[EXERCISE PROMPT]: Write out each record below exactly as it appears, with no pictures.

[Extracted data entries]
────────────────────
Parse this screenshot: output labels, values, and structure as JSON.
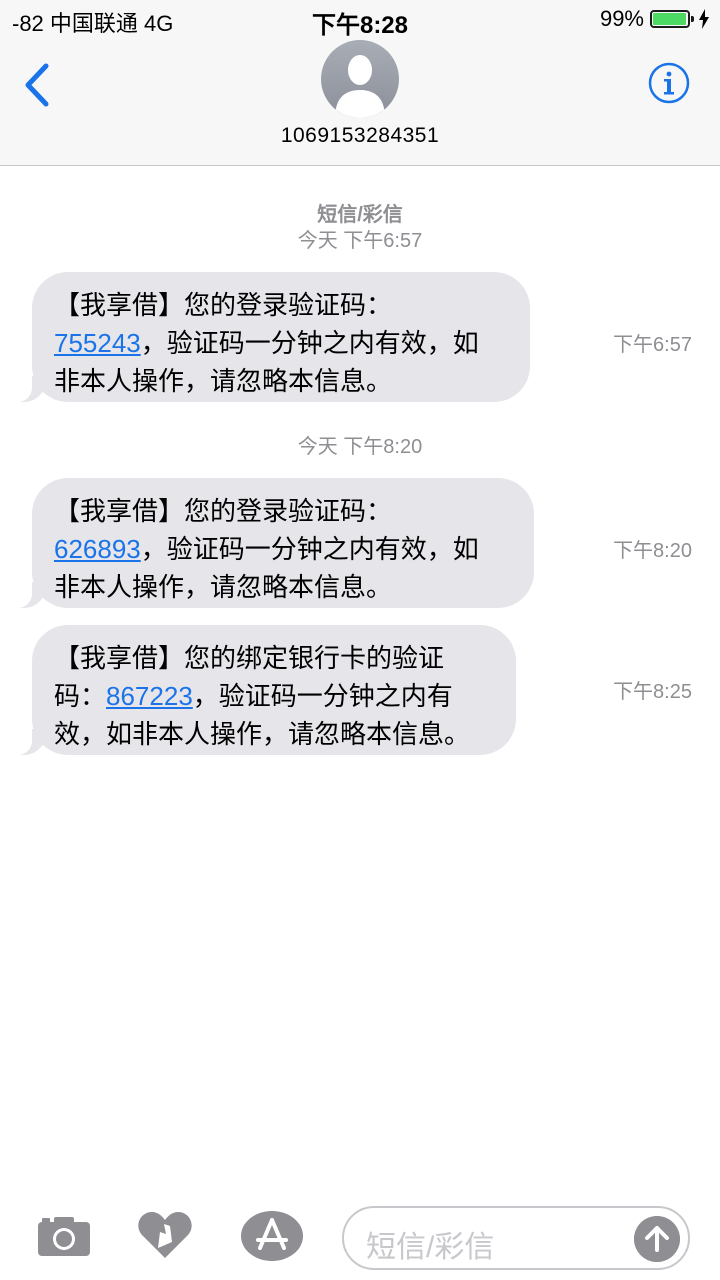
{
  "status_bar": {
    "signal_carrier": "-82 中国联通   4G",
    "time": "下午8:28",
    "battery_percent": "99%",
    "battery_level": 0.99
  },
  "header": {
    "contact": "1069153284351",
    "icons": [
      "back-chevron-icon",
      "contact-avatar-icon",
      "info-icon"
    ]
  },
  "thread": {
    "kind": "短信/彩信",
    "groups": [
      {
        "header": "今天 下午6:57",
        "messages": [
          {
            "line1": "【我享借】您的登录验证码：",
            "code": "755243",
            "line2_rest": "，验证码一分钟之内有效，如",
            "line3": "非本人操作，请忽略本信息。",
            "time": "下午6:57"
          }
        ]
      },
      {
        "header": "今天 下午8:20",
        "messages": [
          {
            "line1": "【我享借】您的登录验证码：",
            "code": "626893",
            "line2_rest": "，验证码一分钟之内有效，如",
            "line3": "非本人操作，请忽略本信息。",
            "time": "下午8:20"
          },
          {
            "line1": "【我享借】您的绑定银行卡的验证",
            "line2_prefix": "码：",
            "code": "867223",
            "line2_rest": "，验证码一分钟之内有",
            "line3": "效，如非本人操作，请忽略本信息。",
            "time": "下午8:25"
          }
        ]
      }
    ]
  },
  "composer": {
    "placeholder": "短信/彩信",
    "icons": [
      "camera-icon",
      "digital-touch-icon",
      "app-store-icon",
      "send-arrow-icon"
    ]
  },
  "colors": {
    "ios_blue": "#1a73e8",
    "bubble_gray": "#e5e5ea",
    "timestamp_gray": "#8e8e93",
    "battery_green": "#4cd964"
  }
}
────────────────────
[SOLUTION FOR THIS TASK]:
Parse this screenshot: output labels, values, and structure as JSON.
{
  "status_bar": {
    "signal_carrier": "-82 中国联通   4G",
    "time": "下午8:28",
    "battery_percent": "99%",
    "battery_level": 0.99
  },
  "header": {
    "contact": "1069153284351",
    "icons": [
      "back-chevron-icon",
      "contact-avatar-icon",
      "info-icon"
    ]
  },
  "thread": {
    "kind": "短信/彩信",
    "groups": [
      {
        "header": "今天 下午6:57",
        "messages": [
          {
            "line1": "【我享借】您的登录验证码：",
            "code": "755243",
            "line2_rest": "，验证码一分钟之内有效，如",
            "line3": "非本人操作，请忽略本信息。",
            "time": "下午6:57"
          }
        ]
      },
      {
        "header": "今天 下午8:20",
        "messages": [
          {
            "line1": "【我享借】您的登录验证码：",
            "code": "626893",
            "line2_rest": "，验证码一分钟之内有效，如",
            "line3": "非本人操作，请忽略本信息。",
            "time": "下午8:20"
          },
          {
            "line1": "【我享借】您的绑定银行卡的验证",
            "line2_prefix": "码：",
            "code": "867223",
            "line2_rest": "，验证码一分钟之内有",
            "line3": "效，如非本人操作，请忽略本信息。",
            "time": "下午8:25"
          }
        ]
      }
    ]
  },
  "composer": {
    "placeholder": "短信/彩信",
    "icons": [
      "camera-icon",
      "digital-touch-icon",
      "app-store-icon",
      "send-arrow-icon"
    ]
  },
  "colors": {
    "ios_blue": "#1a73e8",
    "bubble_gray": "#e5e5ea",
    "timestamp_gray": "#8e8e93",
    "battery_green": "#4cd964"
  }
}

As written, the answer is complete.